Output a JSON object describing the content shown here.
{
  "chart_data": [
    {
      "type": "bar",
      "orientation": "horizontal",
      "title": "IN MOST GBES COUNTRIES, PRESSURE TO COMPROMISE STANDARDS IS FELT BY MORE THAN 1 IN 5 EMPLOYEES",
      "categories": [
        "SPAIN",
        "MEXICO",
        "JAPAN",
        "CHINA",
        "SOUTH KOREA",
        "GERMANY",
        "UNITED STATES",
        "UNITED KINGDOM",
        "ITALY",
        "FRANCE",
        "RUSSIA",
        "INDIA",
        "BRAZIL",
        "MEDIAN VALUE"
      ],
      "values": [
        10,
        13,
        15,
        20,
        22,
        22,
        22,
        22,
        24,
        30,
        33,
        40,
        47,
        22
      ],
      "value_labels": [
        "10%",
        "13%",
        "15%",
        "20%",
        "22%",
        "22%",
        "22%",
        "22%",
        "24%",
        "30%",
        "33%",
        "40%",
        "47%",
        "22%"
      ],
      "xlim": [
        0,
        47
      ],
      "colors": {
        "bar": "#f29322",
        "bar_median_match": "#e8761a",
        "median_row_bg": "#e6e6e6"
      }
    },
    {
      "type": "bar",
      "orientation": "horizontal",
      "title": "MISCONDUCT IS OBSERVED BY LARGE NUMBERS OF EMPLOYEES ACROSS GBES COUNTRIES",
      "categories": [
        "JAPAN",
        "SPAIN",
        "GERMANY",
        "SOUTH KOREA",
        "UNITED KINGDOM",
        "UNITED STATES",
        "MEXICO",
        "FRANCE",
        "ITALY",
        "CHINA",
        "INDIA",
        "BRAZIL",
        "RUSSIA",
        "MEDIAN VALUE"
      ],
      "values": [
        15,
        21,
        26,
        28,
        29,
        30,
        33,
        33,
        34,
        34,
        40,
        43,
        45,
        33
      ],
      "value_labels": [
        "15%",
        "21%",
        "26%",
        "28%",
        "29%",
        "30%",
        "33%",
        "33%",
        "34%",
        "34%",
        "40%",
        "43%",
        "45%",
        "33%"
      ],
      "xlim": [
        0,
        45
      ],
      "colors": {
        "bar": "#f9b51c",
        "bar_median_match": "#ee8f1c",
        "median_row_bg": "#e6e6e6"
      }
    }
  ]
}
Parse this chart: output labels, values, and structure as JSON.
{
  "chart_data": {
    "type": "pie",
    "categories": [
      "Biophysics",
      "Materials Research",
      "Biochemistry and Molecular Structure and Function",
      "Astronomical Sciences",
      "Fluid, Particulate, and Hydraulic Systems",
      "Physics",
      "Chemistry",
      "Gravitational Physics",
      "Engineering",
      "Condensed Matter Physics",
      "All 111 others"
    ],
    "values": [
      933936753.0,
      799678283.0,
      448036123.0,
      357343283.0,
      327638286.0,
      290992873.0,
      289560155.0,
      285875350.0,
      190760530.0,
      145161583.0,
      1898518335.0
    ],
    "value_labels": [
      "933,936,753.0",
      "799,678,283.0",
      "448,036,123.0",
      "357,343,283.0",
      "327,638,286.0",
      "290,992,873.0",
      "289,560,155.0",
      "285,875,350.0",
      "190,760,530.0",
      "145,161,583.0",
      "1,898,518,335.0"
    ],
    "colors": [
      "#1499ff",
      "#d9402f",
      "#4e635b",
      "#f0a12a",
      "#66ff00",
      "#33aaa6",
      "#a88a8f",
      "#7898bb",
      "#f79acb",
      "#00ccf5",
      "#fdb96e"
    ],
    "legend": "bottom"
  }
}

#### [What the task requires]
Every record should be given again exactly.

#### [Response to the exercise]
Output a JSON object describing the content shown here.
{
  "chart_data": [
    {
      "type": "bar",
      "orientation": "horizontal",
      "title": "IN MOST GBES COUNTRIES, PRESSURE TO COMPROMISE STANDARDS IS FELT BY MORE THAN 1 IN 5 EMPLOYEES",
      "categories": [
        "SPAIN",
        "MEXICO",
        "JAPAN",
        "CHINA",
        "SOUTH KOREA",
        "GERMANY",
        "UNITED STATES",
        "UNITED KINGDOM",
        "ITALY",
        "FRANCE",
        "RUSSIA",
        "INDIA",
        "BRAZIL",
        "MEDIAN VALUE"
      ],
      "values": [
        10,
        13,
        15,
        20,
        22,
        22,
        22,
        22,
        24,
        30,
        33,
        40,
        47,
        22
      ],
      "value_labels": [
        "10%",
        "13%",
        "15%",
        "20%",
        "22%",
        "22%",
        "22%",
        "22%",
        "24%",
        "30%",
        "33%",
        "40%",
        "47%",
        "22%"
      ],
      "xlim": [
        0,
        47
      ],
      "colors": {
        "bar": "#f29322",
        "bar_median_match": "#e8761a",
        "median_row_bg": "#e6e6e6"
      }
    },
    {
      "type": "bar",
      "orientation": "horizontal",
      "title": "MISCONDUCT IS OBSERVED BY LARGE NUMBERS OF EMPLOYEES ACROSS GBES COUNTRIES",
      "categories": [
        "JAPAN",
        "SPAIN",
        "GERMANY",
        "SOUTH KOREA",
        "UNITED KINGDOM",
        "UNITED STATES",
        "MEXICO",
        "FRANCE",
        "ITALY",
        "CHINA",
        "INDIA",
        "BRAZIL",
        "RUSSIA",
        "MEDIAN VALUE"
      ],
      "values": [
        15,
        21,
        26,
        28,
        29,
        30,
        33,
        33,
        34,
        34,
        40,
        43,
        45,
        33
      ],
      "value_labels": [
        "15%",
        "21%",
        "26%",
        "28%",
        "29%",
        "30%",
        "33%",
        "33%",
        "34%",
        "34%",
        "40%",
        "43%",
        "45%",
        "33%"
      ],
      "xlim": [
        0,
        45
      ],
      "colors": {
        "bar": "#f9b51c",
        "bar_median_match": "#ee8f1c",
        "median_row_bg": "#e6e6e6"
      }
    }
  ]
}
Parse this chart: output labels, values, and structure as JSON.
{
  "chart_data": {
    "type": "pie",
    "categories": [
      "Biophysics",
      "Materials Research",
      "Biochemistry and Molecular Structure and Function",
      "Astronomical Sciences",
      "Fluid, Particulate, and Hydraulic Systems",
      "Physics",
      "Chemistry",
      "Gravitational Physics",
      "Engineering",
      "Condensed Matter Physics",
      "All 111 others"
    ],
    "values": [
      933936753.0,
      799678283.0,
      448036123.0,
      357343283.0,
      327638286.0,
      290992873.0,
      289560155.0,
      285875350.0,
      190760530.0,
      145161583.0,
      1898518335.0
    ],
    "value_labels": [
      "933,936,753.0",
      "799,678,283.0",
      "448,036,123.0",
      "357,343,283.0",
      "327,638,286.0",
      "290,992,873.0",
      "289,560,155.0",
      "285,875,350.0",
      "190,760,530.0",
      "145,161,583.0",
      "1,898,518,335.0"
    ],
    "colors": [
      "#1499ff",
      "#d9402f",
      "#4e635b",
      "#f0a12a",
      "#66ff00",
      "#33aaa6",
      "#a88a8f",
      "#7898bb",
      "#f79acb",
      "#00ccf5",
      "#fdb96e"
    ],
    "legend": "bottom"
  }
}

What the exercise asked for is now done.